## What to work on
Output the records exactly. Include every line.

## Stored rows
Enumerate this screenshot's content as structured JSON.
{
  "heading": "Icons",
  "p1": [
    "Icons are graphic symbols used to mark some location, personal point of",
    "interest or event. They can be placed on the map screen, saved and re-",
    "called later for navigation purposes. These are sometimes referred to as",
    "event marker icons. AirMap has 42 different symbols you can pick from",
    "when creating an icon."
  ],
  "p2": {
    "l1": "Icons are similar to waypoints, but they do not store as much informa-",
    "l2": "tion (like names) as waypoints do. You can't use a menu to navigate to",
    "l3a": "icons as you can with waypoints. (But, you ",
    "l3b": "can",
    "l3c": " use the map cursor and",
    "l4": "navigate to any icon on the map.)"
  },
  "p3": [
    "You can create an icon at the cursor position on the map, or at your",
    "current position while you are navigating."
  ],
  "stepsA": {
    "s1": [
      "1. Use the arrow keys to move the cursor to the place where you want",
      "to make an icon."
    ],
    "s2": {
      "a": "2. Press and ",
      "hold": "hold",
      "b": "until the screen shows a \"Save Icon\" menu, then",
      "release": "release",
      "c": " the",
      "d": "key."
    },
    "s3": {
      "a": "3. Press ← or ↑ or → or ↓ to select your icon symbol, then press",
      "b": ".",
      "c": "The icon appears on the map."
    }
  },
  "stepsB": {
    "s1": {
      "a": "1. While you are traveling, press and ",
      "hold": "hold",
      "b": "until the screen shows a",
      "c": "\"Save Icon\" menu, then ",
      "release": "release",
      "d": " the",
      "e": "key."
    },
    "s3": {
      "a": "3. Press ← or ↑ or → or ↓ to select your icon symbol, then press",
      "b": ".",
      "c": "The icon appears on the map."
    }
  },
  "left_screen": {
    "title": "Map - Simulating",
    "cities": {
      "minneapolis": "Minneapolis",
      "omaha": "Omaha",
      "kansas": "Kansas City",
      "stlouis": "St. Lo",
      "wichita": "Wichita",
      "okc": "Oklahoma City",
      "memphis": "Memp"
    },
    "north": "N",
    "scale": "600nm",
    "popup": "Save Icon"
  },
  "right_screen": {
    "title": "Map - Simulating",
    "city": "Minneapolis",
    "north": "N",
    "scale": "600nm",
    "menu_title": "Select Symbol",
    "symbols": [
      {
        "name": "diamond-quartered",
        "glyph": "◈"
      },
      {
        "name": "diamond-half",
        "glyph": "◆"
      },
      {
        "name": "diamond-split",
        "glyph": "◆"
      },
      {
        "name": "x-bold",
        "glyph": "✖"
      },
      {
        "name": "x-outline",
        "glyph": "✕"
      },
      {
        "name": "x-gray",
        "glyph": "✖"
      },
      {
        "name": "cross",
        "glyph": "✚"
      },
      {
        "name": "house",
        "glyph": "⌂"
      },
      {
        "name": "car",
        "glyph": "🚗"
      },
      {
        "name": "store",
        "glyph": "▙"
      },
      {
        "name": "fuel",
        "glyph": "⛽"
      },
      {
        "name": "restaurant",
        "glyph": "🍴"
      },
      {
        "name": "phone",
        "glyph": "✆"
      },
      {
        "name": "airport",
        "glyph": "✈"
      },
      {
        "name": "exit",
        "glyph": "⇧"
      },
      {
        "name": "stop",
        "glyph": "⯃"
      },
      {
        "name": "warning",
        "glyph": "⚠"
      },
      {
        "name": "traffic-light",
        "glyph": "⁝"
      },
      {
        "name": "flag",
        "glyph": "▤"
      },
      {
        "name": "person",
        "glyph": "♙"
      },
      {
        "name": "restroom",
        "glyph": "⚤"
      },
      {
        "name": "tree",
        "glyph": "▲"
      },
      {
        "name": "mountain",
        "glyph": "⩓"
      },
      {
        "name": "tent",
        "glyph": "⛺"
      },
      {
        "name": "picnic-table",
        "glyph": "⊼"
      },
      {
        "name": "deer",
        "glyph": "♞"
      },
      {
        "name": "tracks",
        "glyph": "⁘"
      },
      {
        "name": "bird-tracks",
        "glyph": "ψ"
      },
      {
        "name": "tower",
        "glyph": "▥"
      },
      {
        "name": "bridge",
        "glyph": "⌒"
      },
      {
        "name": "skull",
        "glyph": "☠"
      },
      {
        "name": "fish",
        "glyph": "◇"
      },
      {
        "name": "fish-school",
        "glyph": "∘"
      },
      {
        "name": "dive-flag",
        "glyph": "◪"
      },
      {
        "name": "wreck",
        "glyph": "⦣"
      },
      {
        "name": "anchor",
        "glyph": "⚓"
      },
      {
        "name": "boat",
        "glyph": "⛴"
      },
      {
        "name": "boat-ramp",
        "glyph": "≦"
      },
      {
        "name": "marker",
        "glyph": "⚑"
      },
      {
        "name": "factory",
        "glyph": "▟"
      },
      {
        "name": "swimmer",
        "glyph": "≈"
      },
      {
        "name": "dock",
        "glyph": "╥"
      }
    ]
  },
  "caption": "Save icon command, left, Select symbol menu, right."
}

## Task output
Enumerate this screenshot's content as structured JSON.
{
  "heading": "Icons",
  "p1": [
    "Icons are graphic symbols used to mark some location, personal point of",
    "interest or event. They can be placed on the map screen, saved and re-",
    "called later for navigation purposes. These are sometimes referred to as",
    "event marker icons. AirMap has 42 different symbols you can pick from",
    "when creating an icon."
  ],
  "p2": {
    "l1": "Icons are similar to waypoints, but they do not store as much informa-",
    "l2": "tion (like names) as waypoints do. You can't use a menu to navigate to",
    "l3a": "icons as you can with waypoints. (But, you ",
    "l3b": "can",
    "l3c": " use the map cursor and",
    "l4": "navigate to any icon on the map.)"
  },
  "p3": [
    "You can create an icon at the cursor position on the map, or at your",
    "current position while you are navigating."
  ],
  "stepsA": {
    "s1": [
      "1. Use the arrow keys to move the cursor to the place where you want",
      "to make an icon."
    ],
    "s2": {
      "a": "2. Press and ",
      "hold": "hold",
      "b": "until the screen shows a \"Save Icon\" menu, then",
      "release": "release",
      "c": " the",
      "d": "key."
    },
    "s3": {
      "a": "3. Press ← or ↑ or → or ↓ to select your icon symbol, then press",
      "b": ".",
      "c": "The icon appears on the map."
    }
  },
  "stepsB": {
    "s1": {
      "a": "1. While you are traveling, press and ",
      "hold": "hold",
      "b": "until the screen shows a",
      "c": "\"Save Icon\" menu, then ",
      "release": "release",
      "d": " the",
      "e": "key."
    },
    "s3": {
      "a": "3. Press ← or ↑ or → or ↓ to select your icon symbol, then press",
      "b": ".",
      "c": "The icon appears on the map."
    }
  },
  "left_screen": {
    "title": "Map - Simulating",
    "cities": {
      "minneapolis": "Minneapolis",
      "omaha": "Omaha",
      "kansas": "Kansas City",
      "stlouis": "St. Lo",
      "wichita": "Wichita",
      "okc": "Oklahoma City",
      "memphis": "Memp"
    },
    "north": "N",
    "scale": "600nm",
    "popup": "Save Icon"
  },
  "right_screen": {
    "title": "Map - Simulating",
    "city": "Minneapolis",
    "north": "N",
    "scale": "600nm",
    "menu_title": "Select Symbol",
    "symbols": [
      {
        "name": "diamond-quartered",
        "glyph": "◈"
      },
      {
        "name": "diamond-half",
        "glyph": "◆"
      },
      {
        "name": "diamond-split",
        "glyph": "◆"
      },
      {
        "name": "x-bold",
        "glyph": "✖"
      },
      {
        "name": "x-outline",
        "glyph": "✕"
      },
      {
        "name": "x-gray",
        "glyph": "✖"
      },
      {
        "name": "cross",
        "glyph": "✚"
      },
      {
        "name": "house",
        "glyph": "⌂"
      },
      {
        "name": "car",
        "glyph": "🚗"
      },
      {
        "name": "store",
        "glyph": "▙"
      },
      {
        "name": "fuel",
        "glyph": "⛽"
      },
      {
        "name": "restaurant",
        "glyph": "🍴"
      },
      {
        "name": "phone",
        "glyph": "✆"
      },
      {
        "name": "airport",
        "glyph": "✈"
      },
      {
        "name": "exit",
        "glyph": "⇧"
      },
      {
        "name": "stop",
        "glyph": "⯃"
      },
      {
        "name": "warning",
        "glyph": "⚠"
      },
      {
        "name": "traffic-light",
        "glyph": "⁝"
      },
      {
        "name": "flag",
        "glyph": "▤"
      },
      {
        "name": "person",
        "glyph": "♙"
      },
      {
        "name": "restroom",
        "glyph": "⚤"
      },
      {
        "name": "tree",
        "glyph": "▲"
      },
      {
        "name": "mountain",
        "glyph": "⩓"
      },
      {
        "name": "tent",
        "glyph": "⛺"
      },
      {
        "name": "picnic-table",
        "glyph": "⊼"
      },
      {
        "name": "deer",
        "glyph": "♞"
      },
      {
        "name": "tracks",
        "glyph": "⁘"
      },
      {
        "name": "bird-tracks",
        "glyph": "ψ"
      },
      {
        "name": "tower",
        "glyph": "▥"
      },
      {
        "name": "bridge",
        "glyph": "⌒"
      },
      {
        "name": "skull",
        "glyph": "☠"
      },
      {
        "name": "fish",
        "glyph": "◇"
      },
      {
        "name": "fish-school",
        "glyph": "∘"
      },
      {
        "name": "dive-flag",
        "glyph": "◪"
      },
      {
        "name": "wreck",
        "glyph": "⦣"
      },
      {
        "name": "anchor",
        "glyph": "⚓"
      },
      {
        "name": "boat",
        "glyph": "⛴"
      },
      {
        "name": "boat-ramp",
        "glyph": "≦"
      },
      {
        "name": "marker",
        "glyph": "⚑"
      },
      {
        "name": "factory",
        "glyph": "▟"
      },
      {
        "name": "swimmer",
        "glyph": "≈"
      },
      {
        "name": "dock",
        "glyph": "╥"
      }
    ]
  },
  "caption": "Save icon command, left, Select symbol menu, right."
}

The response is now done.